# What is needed
What follows are records. Restate all of them word for word.

# Record extracts
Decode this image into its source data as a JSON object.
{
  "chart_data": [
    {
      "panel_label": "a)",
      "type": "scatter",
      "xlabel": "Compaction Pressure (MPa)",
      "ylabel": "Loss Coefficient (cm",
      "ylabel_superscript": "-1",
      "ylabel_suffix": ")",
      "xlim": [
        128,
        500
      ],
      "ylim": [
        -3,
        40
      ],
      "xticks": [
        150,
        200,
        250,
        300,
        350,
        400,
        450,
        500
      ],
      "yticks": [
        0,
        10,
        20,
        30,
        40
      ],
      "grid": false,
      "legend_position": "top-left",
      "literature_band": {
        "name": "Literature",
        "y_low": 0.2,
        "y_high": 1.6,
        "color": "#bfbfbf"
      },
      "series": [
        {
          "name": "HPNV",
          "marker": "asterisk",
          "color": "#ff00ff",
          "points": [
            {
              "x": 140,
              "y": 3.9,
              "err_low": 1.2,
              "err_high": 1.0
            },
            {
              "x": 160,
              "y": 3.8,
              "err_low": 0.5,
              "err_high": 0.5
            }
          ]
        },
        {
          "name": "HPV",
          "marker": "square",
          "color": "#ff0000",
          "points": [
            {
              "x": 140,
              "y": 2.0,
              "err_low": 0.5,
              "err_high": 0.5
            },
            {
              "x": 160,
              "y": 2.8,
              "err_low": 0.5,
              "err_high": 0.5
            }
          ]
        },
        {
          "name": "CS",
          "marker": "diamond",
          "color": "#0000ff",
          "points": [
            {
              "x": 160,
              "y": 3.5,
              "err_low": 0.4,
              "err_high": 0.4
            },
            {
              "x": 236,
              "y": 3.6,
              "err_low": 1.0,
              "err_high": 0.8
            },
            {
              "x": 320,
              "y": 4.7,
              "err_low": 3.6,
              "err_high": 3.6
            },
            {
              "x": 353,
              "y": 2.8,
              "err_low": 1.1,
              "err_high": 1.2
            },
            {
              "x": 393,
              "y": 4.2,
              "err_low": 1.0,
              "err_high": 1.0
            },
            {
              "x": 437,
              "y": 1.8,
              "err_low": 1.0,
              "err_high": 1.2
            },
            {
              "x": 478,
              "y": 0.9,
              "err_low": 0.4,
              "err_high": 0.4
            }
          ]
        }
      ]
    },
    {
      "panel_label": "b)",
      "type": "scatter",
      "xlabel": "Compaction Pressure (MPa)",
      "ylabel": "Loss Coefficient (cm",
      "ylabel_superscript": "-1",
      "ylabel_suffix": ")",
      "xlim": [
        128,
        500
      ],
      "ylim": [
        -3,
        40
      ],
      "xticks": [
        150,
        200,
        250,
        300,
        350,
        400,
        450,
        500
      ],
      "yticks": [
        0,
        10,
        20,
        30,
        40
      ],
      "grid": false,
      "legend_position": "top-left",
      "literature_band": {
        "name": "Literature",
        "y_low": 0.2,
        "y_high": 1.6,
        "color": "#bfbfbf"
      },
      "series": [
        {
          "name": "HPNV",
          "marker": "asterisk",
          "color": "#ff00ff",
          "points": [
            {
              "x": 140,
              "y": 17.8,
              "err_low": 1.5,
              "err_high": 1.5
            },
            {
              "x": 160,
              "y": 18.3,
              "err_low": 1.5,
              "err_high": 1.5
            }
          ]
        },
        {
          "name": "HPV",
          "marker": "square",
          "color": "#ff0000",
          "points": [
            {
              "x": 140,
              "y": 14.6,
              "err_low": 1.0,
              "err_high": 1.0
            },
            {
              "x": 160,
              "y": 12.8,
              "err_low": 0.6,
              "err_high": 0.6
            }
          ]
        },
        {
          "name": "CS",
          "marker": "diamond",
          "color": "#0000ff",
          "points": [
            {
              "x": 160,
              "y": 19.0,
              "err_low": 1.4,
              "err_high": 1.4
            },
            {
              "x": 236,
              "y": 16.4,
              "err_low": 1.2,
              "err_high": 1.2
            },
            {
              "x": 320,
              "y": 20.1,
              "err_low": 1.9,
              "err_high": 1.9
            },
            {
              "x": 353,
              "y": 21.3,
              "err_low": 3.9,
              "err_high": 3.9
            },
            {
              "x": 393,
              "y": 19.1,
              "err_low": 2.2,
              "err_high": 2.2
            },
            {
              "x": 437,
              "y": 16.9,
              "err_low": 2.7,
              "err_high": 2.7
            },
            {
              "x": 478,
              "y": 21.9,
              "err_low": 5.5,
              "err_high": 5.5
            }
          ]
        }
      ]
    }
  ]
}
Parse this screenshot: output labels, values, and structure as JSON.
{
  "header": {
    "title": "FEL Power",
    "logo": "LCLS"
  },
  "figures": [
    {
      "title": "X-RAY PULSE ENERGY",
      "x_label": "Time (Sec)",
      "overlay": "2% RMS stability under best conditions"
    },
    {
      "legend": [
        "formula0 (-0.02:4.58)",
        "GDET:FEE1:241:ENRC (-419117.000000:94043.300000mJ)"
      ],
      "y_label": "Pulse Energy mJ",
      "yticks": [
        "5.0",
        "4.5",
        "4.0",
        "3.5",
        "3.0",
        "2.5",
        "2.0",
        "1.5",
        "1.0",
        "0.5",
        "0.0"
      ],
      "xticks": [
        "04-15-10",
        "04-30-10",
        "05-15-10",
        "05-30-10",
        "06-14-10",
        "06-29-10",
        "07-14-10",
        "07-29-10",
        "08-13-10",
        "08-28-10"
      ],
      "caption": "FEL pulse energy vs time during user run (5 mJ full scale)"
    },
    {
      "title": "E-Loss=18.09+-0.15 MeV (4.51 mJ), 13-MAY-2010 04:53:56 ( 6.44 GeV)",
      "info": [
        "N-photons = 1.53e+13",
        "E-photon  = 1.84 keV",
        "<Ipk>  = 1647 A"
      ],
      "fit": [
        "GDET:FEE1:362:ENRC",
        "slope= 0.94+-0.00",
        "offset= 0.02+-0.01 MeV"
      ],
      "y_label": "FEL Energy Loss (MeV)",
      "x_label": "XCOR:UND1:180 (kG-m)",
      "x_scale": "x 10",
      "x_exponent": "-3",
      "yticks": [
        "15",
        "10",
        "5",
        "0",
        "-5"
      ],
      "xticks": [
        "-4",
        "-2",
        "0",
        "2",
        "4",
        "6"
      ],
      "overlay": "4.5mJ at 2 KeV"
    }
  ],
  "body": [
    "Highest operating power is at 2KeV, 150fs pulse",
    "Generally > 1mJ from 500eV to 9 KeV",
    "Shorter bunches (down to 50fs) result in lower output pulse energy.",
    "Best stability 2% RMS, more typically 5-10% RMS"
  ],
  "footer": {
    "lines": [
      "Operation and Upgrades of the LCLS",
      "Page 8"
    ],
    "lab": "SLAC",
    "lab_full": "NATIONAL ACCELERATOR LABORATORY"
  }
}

# Task answer
Decode this image into its source data as a JSON object.
{
  "chart_data": [
    {
      "panel_label": "a)",
      "type": "scatter",
      "xlabel": "Compaction Pressure (MPa)",
      "ylabel": "Loss Coefficient (cm",
      "ylabel_superscript": "-1",
      "ylabel_suffix": ")",
      "xlim": [
        128,
        500
      ],
      "ylim": [
        -3,
        40
      ],
      "xticks": [
        150,
        200,
        250,
        300,
        350,
        400,
        450,
        500
      ],
      "yticks": [
        0,
        10,
        20,
        30,
        40
      ],
      "grid": false,
      "legend_position": "top-left",
      "literature_band": {
        "name": "Literature",
        "y_low": 0.2,
        "y_high": 1.6,
        "color": "#bfbfbf"
      },
      "series": [
        {
          "name": "HPNV",
          "marker": "asterisk",
          "color": "#ff00ff",
          "points": [
            {
              "x": 140,
              "y": 3.9,
              "err_low": 1.2,
              "err_high": 1.0
            },
            {
              "x": 160,
              "y": 3.8,
              "err_low": 0.5,
              "err_high": 0.5
            }
          ]
        },
        {
          "name": "HPV",
          "marker": "square",
          "color": "#ff0000",
          "points": [
            {
              "x": 140,
              "y": 2.0,
              "err_low": 0.5,
              "err_high": 0.5
            },
            {
              "x": 160,
              "y": 2.8,
              "err_low": 0.5,
              "err_high": 0.5
            }
          ]
        },
        {
          "name": "CS",
          "marker": "diamond",
          "color": "#0000ff",
          "points": [
            {
              "x": 160,
              "y": 3.5,
              "err_low": 0.4,
              "err_high": 0.4
            },
            {
              "x": 236,
              "y": 3.6,
              "err_low": 1.0,
              "err_high": 0.8
            },
            {
              "x": 320,
              "y": 4.7,
              "err_low": 3.6,
              "err_high": 3.6
            },
            {
              "x": 353,
              "y": 2.8,
              "err_low": 1.1,
              "err_high": 1.2
            },
            {
              "x": 393,
              "y": 4.2,
              "err_low": 1.0,
              "err_high": 1.0
            },
            {
              "x": 437,
              "y": 1.8,
              "err_low": 1.0,
              "err_high": 1.2
            },
            {
              "x": 478,
              "y": 0.9,
              "err_low": 0.4,
              "err_high": 0.4
            }
          ]
        }
      ]
    },
    {
      "panel_label": "b)",
      "type": "scatter",
      "xlabel": "Compaction Pressure (MPa)",
      "ylabel": "Loss Coefficient (cm",
      "ylabel_superscript": "-1",
      "ylabel_suffix": ")",
      "xlim": [
        128,
        500
      ],
      "ylim": [
        -3,
        40
      ],
      "xticks": [
        150,
        200,
        250,
        300,
        350,
        400,
        450,
        500
      ],
      "yticks": [
        0,
        10,
        20,
        30,
        40
      ],
      "grid": false,
      "legend_position": "top-left",
      "literature_band": {
        "name": "Literature",
        "y_low": 0.2,
        "y_high": 1.6,
        "color": "#bfbfbf"
      },
      "series": [
        {
          "name": "HPNV",
          "marker": "asterisk",
          "color": "#ff00ff",
          "points": [
            {
              "x": 140,
              "y": 17.8,
              "err_low": 1.5,
              "err_high": 1.5
            },
            {
              "x": 160,
              "y": 18.3,
              "err_low": 1.5,
              "err_high": 1.5
            }
          ]
        },
        {
          "name": "HPV",
          "marker": "square",
          "color": "#ff0000",
          "points": [
            {
              "x": 140,
              "y": 14.6,
              "err_low": 1.0,
              "err_high": 1.0
            },
            {
              "x": 160,
              "y": 12.8,
              "err_low": 0.6,
              "err_high": 0.6
            }
          ]
        },
        {
          "name": "CS",
          "marker": "diamond",
          "color": "#0000ff",
          "points": [
            {
              "x": 160,
              "y": 19.0,
              "err_low": 1.4,
              "err_high": 1.4
            },
            {
              "x": 236,
              "y": 16.4,
              "err_low": 1.2,
              "err_high": 1.2
            },
            {
              "x": 320,
              "y": 20.1,
              "err_low": 1.9,
              "err_high": 1.9
            },
            {
              "x": 353,
              "y": 21.3,
              "err_low": 3.9,
              "err_high": 3.9
            },
            {
              "x": 393,
              "y": 19.1,
              "err_low": 2.2,
              "err_high": 2.2
            },
            {
              "x": 437,
              "y": 16.9,
              "err_low": 2.7,
              "err_high": 2.7
            },
            {
              "x": 478,
              "y": 21.9,
              "err_low": 5.5,
              "err_high": 5.5
            }
          ]
        }
      ]
    }
  ]
}
Parse this screenshot: output labels, values, and structure as JSON.
{
  "header": {
    "title": "FEL Power",
    "logo": "LCLS"
  },
  "figures": [
    {
      "title": "X-RAY PULSE ENERGY",
      "x_label": "Time (Sec)",
      "overlay": "2% RMS stability under best conditions"
    },
    {
      "legend": [
        "formula0 (-0.02:4.58)",
        "GDET:FEE1:241:ENRC (-419117.000000:94043.300000mJ)"
      ],
      "y_label": "Pulse Energy mJ",
      "yticks": [
        "5.0",
        "4.5",
        "4.0",
        "3.5",
        "3.0",
        "2.5",
        "2.0",
        "1.5",
        "1.0",
        "0.5",
        "0.0"
      ],
      "xticks": [
        "04-15-10",
        "04-30-10",
        "05-15-10",
        "05-30-10",
        "06-14-10",
        "06-29-10",
        "07-14-10",
        "07-29-10",
        "08-13-10",
        "08-28-10"
      ],
      "caption": "FEL pulse energy vs time during user run (5 mJ full scale)"
    },
    {
      "title": "E-Loss=18.09+-0.15 MeV (4.51 mJ), 13-MAY-2010 04:53:56 ( 6.44 GeV)",
      "info": [
        "N-photons = 1.53e+13",
        "E-photon  = 1.84 keV",
        "<Ipk>  = 1647 A"
      ],
      "fit": [
        "GDET:FEE1:362:ENRC",
        "slope= 0.94+-0.00",
        "offset= 0.02+-0.01 MeV"
      ],
      "y_label": "FEL Energy Loss (MeV)",
      "x_label": "XCOR:UND1:180 (kG-m)",
      "x_scale": "x 10",
      "x_exponent": "-3",
      "yticks": [
        "15",
        "10",
        "5",
        "0",
        "-5"
      ],
      "xticks": [
        "-4",
        "-2",
        "0",
        "2",
        "4",
        "6"
      ],
      "overlay": "4.5mJ at 2 KeV"
    }
  ],
  "body": [
    "Highest operating power is at 2KeV, 150fs pulse",
    "Generally > 1mJ from 500eV to 9 KeV",
    "Shorter bunches (down to 50fs) result in lower output pulse energy.",
    "Best stability 2% RMS, more typically 5-10% RMS"
  ],
  "footer": {
    "lines": [
      "Operation and Upgrades of the LCLS",
      "Page 8"
    ],
    "lab": "SLAC",
    "lab_full": "NATIONAL ACCELERATOR LABORATORY"
  }
}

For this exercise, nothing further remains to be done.